** start Provided data **

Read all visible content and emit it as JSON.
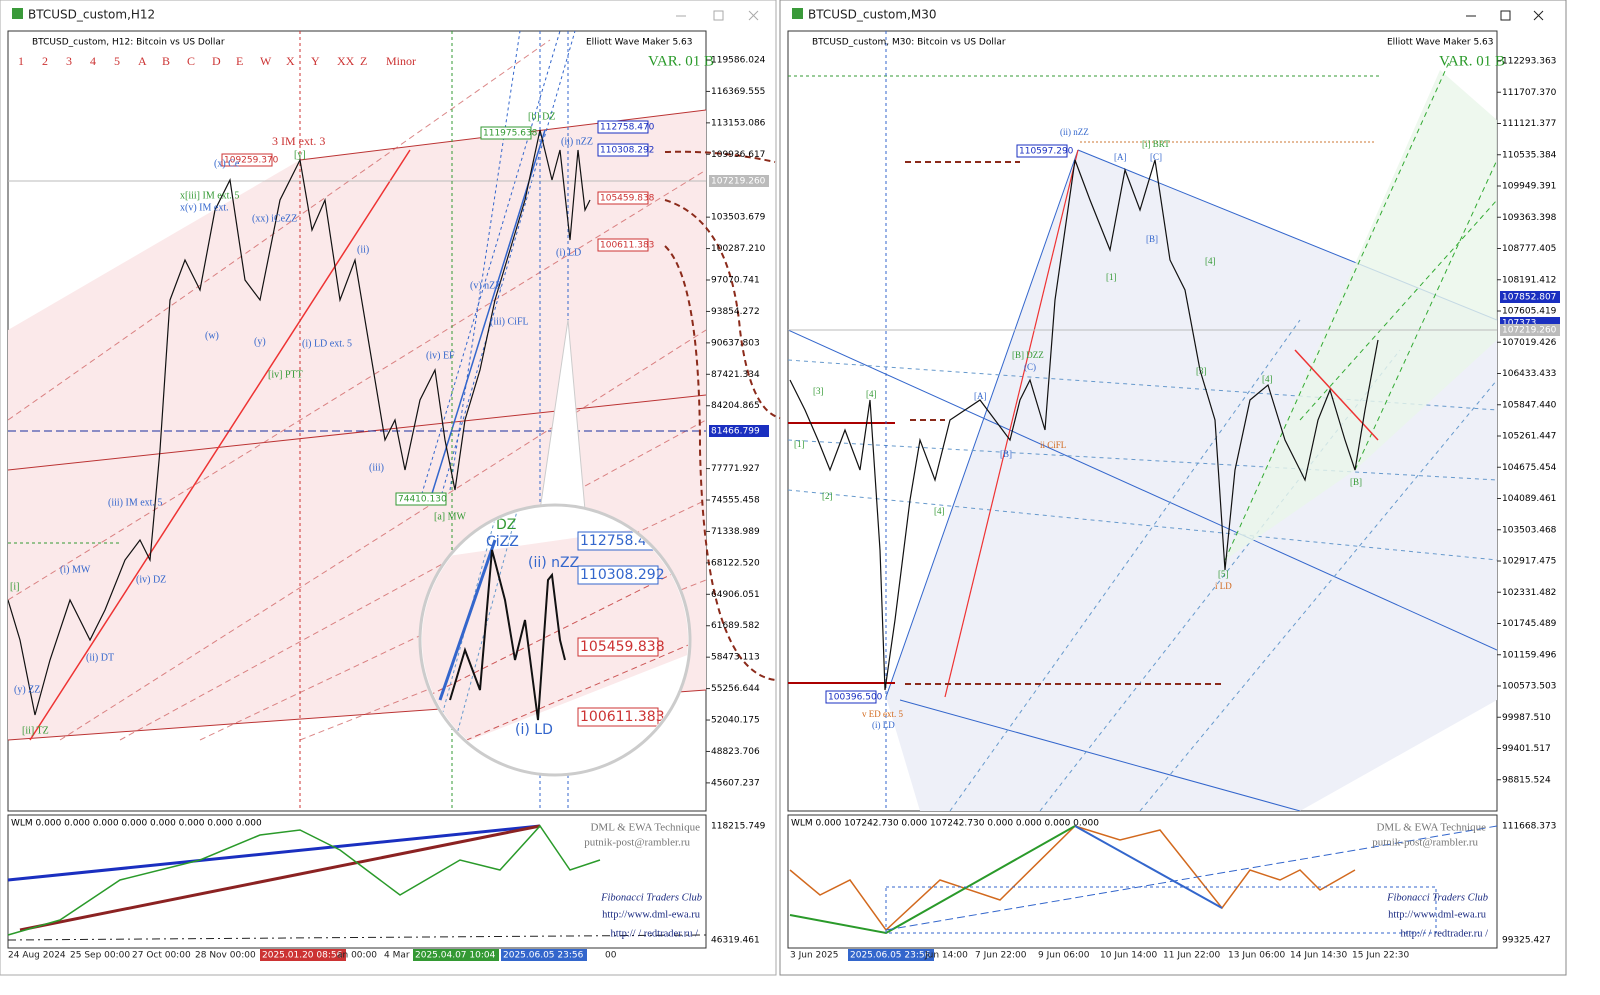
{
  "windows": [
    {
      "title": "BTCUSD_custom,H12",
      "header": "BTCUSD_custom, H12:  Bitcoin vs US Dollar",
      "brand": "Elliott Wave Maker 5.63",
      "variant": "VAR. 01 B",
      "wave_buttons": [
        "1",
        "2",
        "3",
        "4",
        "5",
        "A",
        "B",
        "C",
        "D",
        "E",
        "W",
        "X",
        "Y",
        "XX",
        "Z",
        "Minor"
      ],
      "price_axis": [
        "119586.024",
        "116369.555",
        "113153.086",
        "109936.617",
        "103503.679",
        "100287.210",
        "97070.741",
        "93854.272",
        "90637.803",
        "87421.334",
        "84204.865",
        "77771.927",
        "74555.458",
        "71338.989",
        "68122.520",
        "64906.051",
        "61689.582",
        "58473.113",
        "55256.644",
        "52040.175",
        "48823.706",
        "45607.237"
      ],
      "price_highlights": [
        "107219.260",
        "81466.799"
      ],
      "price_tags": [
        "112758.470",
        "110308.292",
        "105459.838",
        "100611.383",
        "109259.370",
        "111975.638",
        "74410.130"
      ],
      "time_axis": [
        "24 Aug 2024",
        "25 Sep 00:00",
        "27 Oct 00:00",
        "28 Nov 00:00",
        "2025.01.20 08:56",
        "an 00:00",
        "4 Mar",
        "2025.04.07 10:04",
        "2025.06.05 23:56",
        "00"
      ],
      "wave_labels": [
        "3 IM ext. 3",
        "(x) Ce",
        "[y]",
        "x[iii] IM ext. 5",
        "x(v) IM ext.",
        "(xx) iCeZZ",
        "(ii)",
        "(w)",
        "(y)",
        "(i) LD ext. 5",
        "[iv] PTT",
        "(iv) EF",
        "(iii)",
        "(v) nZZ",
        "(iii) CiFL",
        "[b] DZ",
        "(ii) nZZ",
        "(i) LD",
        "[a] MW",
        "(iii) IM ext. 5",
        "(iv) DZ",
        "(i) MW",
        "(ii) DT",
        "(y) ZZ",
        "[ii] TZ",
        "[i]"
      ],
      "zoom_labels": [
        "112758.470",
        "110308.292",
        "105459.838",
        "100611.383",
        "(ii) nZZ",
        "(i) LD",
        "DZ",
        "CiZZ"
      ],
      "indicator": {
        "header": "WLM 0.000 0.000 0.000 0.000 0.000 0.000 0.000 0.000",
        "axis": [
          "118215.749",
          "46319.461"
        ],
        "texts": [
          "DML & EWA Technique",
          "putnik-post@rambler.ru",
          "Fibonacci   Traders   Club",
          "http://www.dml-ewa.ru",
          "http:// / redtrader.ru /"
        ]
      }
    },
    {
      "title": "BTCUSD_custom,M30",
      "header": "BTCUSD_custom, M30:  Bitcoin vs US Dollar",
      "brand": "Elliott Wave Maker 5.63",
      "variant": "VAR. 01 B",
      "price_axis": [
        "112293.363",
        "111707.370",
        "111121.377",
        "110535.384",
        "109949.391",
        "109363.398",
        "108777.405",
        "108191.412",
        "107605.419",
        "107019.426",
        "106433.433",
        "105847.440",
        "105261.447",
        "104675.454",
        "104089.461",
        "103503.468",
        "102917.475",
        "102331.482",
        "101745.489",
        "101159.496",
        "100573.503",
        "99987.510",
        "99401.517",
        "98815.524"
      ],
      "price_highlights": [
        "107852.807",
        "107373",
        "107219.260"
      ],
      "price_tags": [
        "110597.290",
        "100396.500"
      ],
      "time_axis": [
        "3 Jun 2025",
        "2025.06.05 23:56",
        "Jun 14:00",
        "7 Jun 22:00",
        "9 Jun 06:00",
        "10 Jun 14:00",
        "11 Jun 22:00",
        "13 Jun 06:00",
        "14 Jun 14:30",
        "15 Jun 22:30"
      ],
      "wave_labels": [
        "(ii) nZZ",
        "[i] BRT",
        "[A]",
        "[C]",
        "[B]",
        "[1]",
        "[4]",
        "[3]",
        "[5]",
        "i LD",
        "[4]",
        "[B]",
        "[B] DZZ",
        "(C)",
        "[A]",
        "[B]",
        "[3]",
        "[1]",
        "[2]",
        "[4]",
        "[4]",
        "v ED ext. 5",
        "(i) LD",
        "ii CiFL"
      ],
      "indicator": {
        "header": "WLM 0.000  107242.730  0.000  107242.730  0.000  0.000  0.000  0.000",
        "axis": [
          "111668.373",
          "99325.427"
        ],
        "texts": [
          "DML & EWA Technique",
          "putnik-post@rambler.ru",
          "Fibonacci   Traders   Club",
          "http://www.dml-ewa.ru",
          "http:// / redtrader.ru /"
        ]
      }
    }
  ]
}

** end Provided data **

▸ Stated task:
Every record above should be transcribed exactly; the pictures stay out of the copy.

▸ Worked answer:
Read all visible content and emit it as JSON.
{
  "windows": [
    {
      "title": "BTCUSD_custom,H12",
      "header": "BTCUSD_custom, H12:  Bitcoin vs US Dollar",
      "brand": "Elliott Wave Maker 5.63",
      "variant": "VAR. 01 B",
      "wave_buttons": [
        "1",
        "2",
        "3",
        "4",
        "5",
        "A",
        "B",
        "C",
        "D",
        "E",
        "W",
        "X",
        "Y",
        "XX",
        "Z",
        "Minor"
      ],
      "price_axis": [
        "119586.024",
        "116369.555",
        "113153.086",
        "109936.617",
        "103503.679",
        "100287.210",
        "97070.741",
        "93854.272",
        "90637.803",
        "87421.334",
        "84204.865",
        "77771.927",
        "74555.458",
        "71338.989",
        "68122.520",
        "64906.051",
        "61689.582",
        "58473.113",
        "55256.644",
        "52040.175",
        "48823.706",
        "45607.237"
      ],
      "price_highlights": [
        "107219.260",
        "81466.799"
      ],
      "price_tags": [
        "112758.470",
        "110308.292",
        "105459.838",
        "100611.383",
        "109259.370",
        "111975.638",
        "74410.130"
      ],
      "time_axis": [
        "24 Aug 2024",
        "25 Sep 00:00",
        "27 Oct 00:00",
        "28 Nov 00:00",
        "2025.01.20 08:56",
        "an 00:00",
        "4 Mar",
        "2025.04.07 10:04",
        "2025.06.05 23:56",
        "00"
      ],
      "wave_labels": [
        "3 IM ext. 3",
        "(x) Ce",
        "[y]",
        "x[iii] IM ext. 5",
        "x(v) IM ext.",
        "(xx) iCeZZ",
        "(ii)",
        "(w)",
        "(y)",
        "(i) LD ext. 5",
        "[iv] PTT",
        "(iv) EF",
        "(iii)",
        "(v) nZZ",
        "(iii) CiFL",
        "[b] DZ",
        "(ii) nZZ",
        "(i) LD",
        "[a] MW",
        "(iii) IM ext. 5",
        "(iv) DZ",
        "(i) MW",
        "(ii) DT",
        "(y) ZZ",
        "[ii] TZ",
        "[i]"
      ],
      "zoom_labels": [
        "112758.470",
        "110308.292",
        "105459.838",
        "100611.383",
        "(ii) nZZ",
        "(i) LD",
        "DZ",
        "CiZZ"
      ],
      "indicator": {
        "header": "WLM 0.000 0.000 0.000 0.000 0.000 0.000 0.000 0.000",
        "axis": [
          "118215.749",
          "46319.461"
        ],
        "texts": [
          "DML & EWA Technique",
          "putnik-post@rambler.ru",
          "Fibonacci   Traders   Club",
          "http://www.dml-ewa.ru",
          "http:// / redtrader.ru /"
        ]
      }
    },
    {
      "title": "BTCUSD_custom,M30",
      "header": "BTCUSD_custom, M30:  Bitcoin vs US Dollar",
      "brand": "Elliott Wave Maker 5.63",
      "variant": "VAR. 01 B",
      "price_axis": [
        "112293.363",
        "111707.370",
        "111121.377",
        "110535.384",
        "109949.391",
        "109363.398",
        "108777.405",
        "108191.412",
        "107605.419",
        "107019.426",
        "106433.433",
        "105847.440",
        "105261.447",
        "104675.454",
        "104089.461",
        "103503.468",
        "102917.475",
        "102331.482",
        "101745.489",
        "101159.496",
        "100573.503",
        "99987.510",
        "99401.517",
        "98815.524"
      ],
      "price_highlights": [
        "107852.807",
        "107373",
        "107219.260"
      ],
      "price_tags": [
        "110597.290",
        "100396.500"
      ],
      "time_axis": [
        "3 Jun 2025",
        "2025.06.05 23:56",
        "Jun 14:00",
        "7 Jun 22:00",
        "9 Jun 06:00",
        "10 Jun 14:00",
        "11 Jun 22:00",
        "13 Jun 06:00",
        "14 Jun 14:30",
        "15 Jun 22:30"
      ],
      "wave_labels": [
        "(ii) nZZ",
        "[i] BRT",
        "[A]",
        "[C]",
        "[B]",
        "[1]",
        "[4]",
        "[3]",
        "[5]",
        "i LD",
        "[4]",
        "[B]",
        "[B] DZZ",
        "(C)",
        "[A]",
        "[B]",
        "[3]",
        "[1]",
        "[2]",
        "[4]",
        "[4]",
        "v ED ext. 5",
        "(i) LD",
        "ii CiFL"
      ],
      "indicator": {
        "header": "WLM 0.000  107242.730  0.000  107242.730  0.000  0.000  0.000  0.000",
        "axis": [
          "111668.373",
          "99325.427"
        ],
        "texts": [
          "DML & EWA Technique",
          "putnik-post@rambler.ru",
          "Fibonacci   Traders   Club",
          "http://www.dml-ewa.ru",
          "http:// / redtrader.ru /"
        ]
      }
    }
  ]
}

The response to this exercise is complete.